▸ **TEXTO DE PARTIDA**
La reciente prohibición de la venta de alcohol en gran parte de Damasco ha encendido un intenso debate en Siria, donde ciudadanos, activistas y analistas advierten que la medida podría ir más allá de una simple regulación comercial y reflejar un cambio profundo en las libertades individuales del país.
La decisión impacta directamente a bares y restaurantes que durante décadas ofrecieron bebidas alcohólicas como parte de la vida social de la capital.
Las autoridades municipales establecieron que únicamente se permitirá la venta de alcohol para llevar y en botella cerrada en algunos barrios de mayoría cristiana, lo que ha generado cuestionamientos sobre posibles divisiones sociales.
Durante años, el gobierno de la familia Assad priorizó un modelo más laico, permitiendo cierta flexibilidad en prácticas sociales. Sin embargo, tras los cambios políticos recientes, muchos ciudadanos perciben esta prohibición como una señal de un giro hacia políticas más conservadoras.
“Damasco siempre ha sido una ciudad diversa y abierta; decisiones como esta afectan su esencia”, señalan voces críticas desde el sector cultural.
El impacto económico también genera preocupación. La crisis que atraviesa Siria podría agravarse con el cierre de establecimientos, pérdida de empleos y una posible reducción del turismo internacional. Analistas advierten que limitar el consumo de alcohol a zonas específicas podría incluso fomentar tensiones sectarias, al asociar prácticas sociales con identidades religiosas.

▸ **TAREA A RESOLVER**
Pasa al inglés esta oración del texto sobre la prohibición del alcohol en Damasco: «La decisión impacta directamente a bares y restaurantes que durante décadas ofrecieron bebidas alcohólicas como parte de la vida social de la capital». Los ítems no guardan relación con el texto.

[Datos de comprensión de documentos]
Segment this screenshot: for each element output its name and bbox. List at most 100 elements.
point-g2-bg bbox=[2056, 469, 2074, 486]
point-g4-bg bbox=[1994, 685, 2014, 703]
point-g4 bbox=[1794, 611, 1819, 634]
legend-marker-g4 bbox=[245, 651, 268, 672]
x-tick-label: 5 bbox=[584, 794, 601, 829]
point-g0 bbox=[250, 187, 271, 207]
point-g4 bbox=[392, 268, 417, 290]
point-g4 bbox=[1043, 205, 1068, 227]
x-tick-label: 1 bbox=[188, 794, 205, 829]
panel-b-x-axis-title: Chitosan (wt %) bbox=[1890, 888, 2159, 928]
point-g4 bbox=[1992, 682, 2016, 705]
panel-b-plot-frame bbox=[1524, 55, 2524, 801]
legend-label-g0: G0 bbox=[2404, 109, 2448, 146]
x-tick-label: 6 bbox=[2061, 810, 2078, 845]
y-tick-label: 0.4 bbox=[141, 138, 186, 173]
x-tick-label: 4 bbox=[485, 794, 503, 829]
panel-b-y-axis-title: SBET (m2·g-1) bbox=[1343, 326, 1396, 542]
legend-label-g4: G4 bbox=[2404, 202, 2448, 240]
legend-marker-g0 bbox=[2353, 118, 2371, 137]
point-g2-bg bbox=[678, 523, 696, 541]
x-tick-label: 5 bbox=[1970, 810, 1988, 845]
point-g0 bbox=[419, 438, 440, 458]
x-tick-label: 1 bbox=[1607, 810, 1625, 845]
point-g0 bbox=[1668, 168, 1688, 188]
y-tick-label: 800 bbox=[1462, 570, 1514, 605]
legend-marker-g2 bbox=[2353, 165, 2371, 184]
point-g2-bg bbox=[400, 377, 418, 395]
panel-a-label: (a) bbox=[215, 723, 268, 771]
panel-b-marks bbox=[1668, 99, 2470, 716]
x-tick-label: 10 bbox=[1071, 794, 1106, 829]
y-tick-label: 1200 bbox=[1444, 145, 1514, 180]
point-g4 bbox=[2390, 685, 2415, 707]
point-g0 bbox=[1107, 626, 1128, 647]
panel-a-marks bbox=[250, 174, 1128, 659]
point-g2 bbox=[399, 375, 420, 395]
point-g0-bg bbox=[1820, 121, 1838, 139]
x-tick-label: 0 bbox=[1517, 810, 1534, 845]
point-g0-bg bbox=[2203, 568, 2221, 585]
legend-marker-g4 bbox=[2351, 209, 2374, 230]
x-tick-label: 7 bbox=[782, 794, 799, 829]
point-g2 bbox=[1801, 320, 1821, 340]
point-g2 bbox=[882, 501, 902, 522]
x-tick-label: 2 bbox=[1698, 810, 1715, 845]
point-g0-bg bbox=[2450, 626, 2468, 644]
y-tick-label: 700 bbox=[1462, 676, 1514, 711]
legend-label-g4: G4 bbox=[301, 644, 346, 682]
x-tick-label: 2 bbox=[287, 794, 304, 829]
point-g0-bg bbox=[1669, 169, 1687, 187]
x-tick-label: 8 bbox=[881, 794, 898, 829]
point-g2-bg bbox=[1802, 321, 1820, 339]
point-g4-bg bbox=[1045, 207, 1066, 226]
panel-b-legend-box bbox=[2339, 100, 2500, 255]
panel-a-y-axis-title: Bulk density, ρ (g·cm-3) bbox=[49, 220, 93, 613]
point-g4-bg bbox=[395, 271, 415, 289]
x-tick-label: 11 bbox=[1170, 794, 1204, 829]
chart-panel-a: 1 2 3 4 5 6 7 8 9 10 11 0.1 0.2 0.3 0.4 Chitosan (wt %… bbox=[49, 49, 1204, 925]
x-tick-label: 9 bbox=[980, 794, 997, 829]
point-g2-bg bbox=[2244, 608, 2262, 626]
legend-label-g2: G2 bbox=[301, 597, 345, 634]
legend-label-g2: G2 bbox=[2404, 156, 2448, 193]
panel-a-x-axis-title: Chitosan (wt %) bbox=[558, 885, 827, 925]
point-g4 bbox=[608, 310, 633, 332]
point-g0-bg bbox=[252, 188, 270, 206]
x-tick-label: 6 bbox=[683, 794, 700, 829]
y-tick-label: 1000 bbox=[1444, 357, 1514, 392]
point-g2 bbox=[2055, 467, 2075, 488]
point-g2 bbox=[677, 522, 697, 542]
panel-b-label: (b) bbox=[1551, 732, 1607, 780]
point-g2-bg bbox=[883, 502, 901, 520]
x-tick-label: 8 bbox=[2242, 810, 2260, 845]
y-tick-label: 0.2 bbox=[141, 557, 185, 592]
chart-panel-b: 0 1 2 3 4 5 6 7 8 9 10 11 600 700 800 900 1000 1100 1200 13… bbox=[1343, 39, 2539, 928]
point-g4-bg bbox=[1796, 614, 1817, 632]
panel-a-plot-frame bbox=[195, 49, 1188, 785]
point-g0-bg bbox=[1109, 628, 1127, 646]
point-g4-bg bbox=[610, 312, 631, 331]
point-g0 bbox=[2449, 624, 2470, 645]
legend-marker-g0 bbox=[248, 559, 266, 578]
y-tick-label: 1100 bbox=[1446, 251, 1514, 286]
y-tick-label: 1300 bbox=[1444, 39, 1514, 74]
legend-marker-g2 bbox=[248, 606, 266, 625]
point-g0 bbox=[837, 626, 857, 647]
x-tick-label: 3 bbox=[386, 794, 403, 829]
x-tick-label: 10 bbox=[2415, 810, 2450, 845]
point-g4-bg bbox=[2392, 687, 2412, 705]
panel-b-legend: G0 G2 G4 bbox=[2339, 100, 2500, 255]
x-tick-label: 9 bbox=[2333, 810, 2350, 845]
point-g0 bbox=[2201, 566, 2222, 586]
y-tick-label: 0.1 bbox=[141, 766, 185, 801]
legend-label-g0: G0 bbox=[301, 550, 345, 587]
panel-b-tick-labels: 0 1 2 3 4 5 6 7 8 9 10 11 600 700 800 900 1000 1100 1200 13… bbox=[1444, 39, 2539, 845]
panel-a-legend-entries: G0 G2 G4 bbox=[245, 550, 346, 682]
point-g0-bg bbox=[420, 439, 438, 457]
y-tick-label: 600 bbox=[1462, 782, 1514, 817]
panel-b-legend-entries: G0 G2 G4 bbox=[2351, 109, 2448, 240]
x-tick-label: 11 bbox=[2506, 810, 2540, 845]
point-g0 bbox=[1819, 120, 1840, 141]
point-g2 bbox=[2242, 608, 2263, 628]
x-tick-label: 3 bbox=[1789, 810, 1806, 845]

▸ **RESPUESTA ESCRITA**
The decision directly affects bars and restaurants that for decades offered alcoholic beverages as part of the capital's social life.